RECORDS FOR THIS TASK
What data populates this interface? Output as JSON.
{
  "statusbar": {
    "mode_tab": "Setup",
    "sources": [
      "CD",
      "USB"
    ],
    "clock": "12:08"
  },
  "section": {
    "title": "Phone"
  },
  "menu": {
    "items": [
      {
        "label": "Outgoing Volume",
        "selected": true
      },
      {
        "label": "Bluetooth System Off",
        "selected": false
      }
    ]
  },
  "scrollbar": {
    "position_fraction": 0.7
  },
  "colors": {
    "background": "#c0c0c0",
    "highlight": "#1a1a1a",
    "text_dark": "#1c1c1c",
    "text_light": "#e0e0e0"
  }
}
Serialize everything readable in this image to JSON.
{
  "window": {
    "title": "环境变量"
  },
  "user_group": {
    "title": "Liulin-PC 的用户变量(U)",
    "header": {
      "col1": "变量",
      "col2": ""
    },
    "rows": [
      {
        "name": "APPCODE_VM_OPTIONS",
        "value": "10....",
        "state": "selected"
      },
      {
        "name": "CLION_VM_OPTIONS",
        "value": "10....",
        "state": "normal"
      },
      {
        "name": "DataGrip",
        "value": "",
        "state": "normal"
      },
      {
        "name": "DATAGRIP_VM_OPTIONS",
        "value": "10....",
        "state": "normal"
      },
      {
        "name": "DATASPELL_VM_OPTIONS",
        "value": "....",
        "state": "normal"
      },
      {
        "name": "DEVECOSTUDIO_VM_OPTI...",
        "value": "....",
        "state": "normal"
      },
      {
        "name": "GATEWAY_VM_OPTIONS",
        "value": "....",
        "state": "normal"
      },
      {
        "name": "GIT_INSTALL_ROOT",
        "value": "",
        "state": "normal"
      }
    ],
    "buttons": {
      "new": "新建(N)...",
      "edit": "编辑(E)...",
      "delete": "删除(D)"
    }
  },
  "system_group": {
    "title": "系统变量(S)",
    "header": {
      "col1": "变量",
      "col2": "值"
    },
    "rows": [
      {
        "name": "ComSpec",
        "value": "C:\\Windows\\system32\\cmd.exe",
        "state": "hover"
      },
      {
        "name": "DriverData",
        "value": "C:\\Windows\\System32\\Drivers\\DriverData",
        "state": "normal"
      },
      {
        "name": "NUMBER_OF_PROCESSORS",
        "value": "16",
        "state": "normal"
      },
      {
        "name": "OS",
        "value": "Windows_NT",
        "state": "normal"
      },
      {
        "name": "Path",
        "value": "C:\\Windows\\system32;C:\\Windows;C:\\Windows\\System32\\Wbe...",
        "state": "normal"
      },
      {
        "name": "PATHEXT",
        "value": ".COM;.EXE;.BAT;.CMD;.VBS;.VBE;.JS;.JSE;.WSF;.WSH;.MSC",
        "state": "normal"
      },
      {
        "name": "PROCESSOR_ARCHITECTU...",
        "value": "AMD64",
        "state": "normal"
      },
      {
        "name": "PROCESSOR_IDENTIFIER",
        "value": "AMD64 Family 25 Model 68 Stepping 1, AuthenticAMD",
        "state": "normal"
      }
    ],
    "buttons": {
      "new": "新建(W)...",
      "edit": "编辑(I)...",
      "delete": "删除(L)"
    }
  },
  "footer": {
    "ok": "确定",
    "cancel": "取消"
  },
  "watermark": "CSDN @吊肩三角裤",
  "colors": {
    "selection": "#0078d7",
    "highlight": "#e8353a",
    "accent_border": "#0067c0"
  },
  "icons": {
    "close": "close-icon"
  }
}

DIRECTIONS
Every record should be given again exactly.

COMPLETE OUTPUT
What data populates this interface? Output as JSON.
{
  "statusbar": {
    "mode_tab": "Setup",
    "sources": [
      "CD",
      "USB"
    ],
    "clock": "12:08"
  },
  "section": {
    "title": "Phone"
  },
  "menu": {
    "items": [
      {
        "label": "Outgoing Volume",
        "selected": true
      },
      {
        "label": "Bluetooth System Off",
        "selected": false
      }
    ]
  },
  "scrollbar": {
    "position_fraction": 0.7
  },
  "colors": {
    "background": "#c0c0c0",
    "highlight": "#1a1a1a",
    "text_dark": "#1c1c1c",
    "text_light": "#e0e0e0"
  }
}
Serialize everything readable in this image to JSON.
{
  "window": {
    "title": "环境变量"
  },
  "user_group": {
    "title": "Liulin-PC 的用户变量(U)",
    "header": {
      "col1": "变量",
      "col2": ""
    },
    "rows": [
      {
        "name": "APPCODE_VM_OPTIONS",
        "value": "10....",
        "state": "selected"
      },
      {
        "name": "CLION_VM_OPTIONS",
        "value": "10....",
        "state": "normal"
      },
      {
        "name": "DataGrip",
        "value": "",
        "state": "normal"
      },
      {
        "name": "DATAGRIP_VM_OPTIONS",
        "value": "10....",
        "state": "normal"
      },
      {
        "name": "DATASPELL_VM_OPTIONS",
        "value": "....",
        "state": "normal"
      },
      {
        "name": "DEVECOSTUDIO_VM_OPTI...",
        "value": "....",
        "state": "normal"
      },
      {
        "name": "GATEWAY_VM_OPTIONS",
        "value": "....",
        "state": "normal"
      },
      {
        "name": "GIT_INSTALL_ROOT",
        "value": "",
        "state": "normal"
      }
    ],
    "buttons": {
      "new": "新建(N)...",
      "edit": "编辑(E)...",
      "delete": "删除(D)"
    }
  },
  "system_group": {
    "title": "系统变量(S)",
    "header": {
      "col1": "变量",
      "col2": "值"
    },
    "rows": [
      {
        "name": "ComSpec",
        "value": "C:\\Windows\\system32\\cmd.exe",
        "state": "hover"
      },
      {
        "name": "DriverData",
        "value": "C:\\Windows\\System32\\Drivers\\DriverData",
        "state": "normal"
      },
      {
        "name": "NUMBER_OF_PROCESSORS",
        "value": "16",
        "state": "normal"
      },
      {
        "name": "OS",
        "value": "Windows_NT",
        "state": "normal"
      },
      {
        "name": "Path",
        "value": "C:\\Windows\\system32;C:\\Windows;C:\\Windows\\System32\\Wbe...",
        "state": "normal"
      },
      {
        "name": "PATHEXT",
        "value": ".COM;.EXE;.BAT;.CMD;.VBS;.VBE;.JS;.JSE;.WSF;.WSH;.MSC",
        "state": "normal"
      },
      {
        "name": "PROCESSOR_ARCHITECTU...",
        "value": "AMD64",
        "state": "normal"
      },
      {
        "name": "PROCESSOR_IDENTIFIER",
        "value": "AMD64 Family 25 Model 68 Stepping 1, AuthenticAMD",
        "state": "normal"
      }
    ],
    "buttons": {
      "new": "新建(W)...",
      "edit": "编辑(I)...",
      "delete": "删除(L)"
    }
  },
  "footer": {
    "ok": "确定",
    "cancel": "取消"
  },
  "watermark": "CSDN @吊肩三角裤",
  "colors": {
    "selection": "#0078d7",
    "highlight": "#e8353a",
    "accent_border": "#0067c0"
  },
  "icons": {
    "close": "close-icon"
  }
}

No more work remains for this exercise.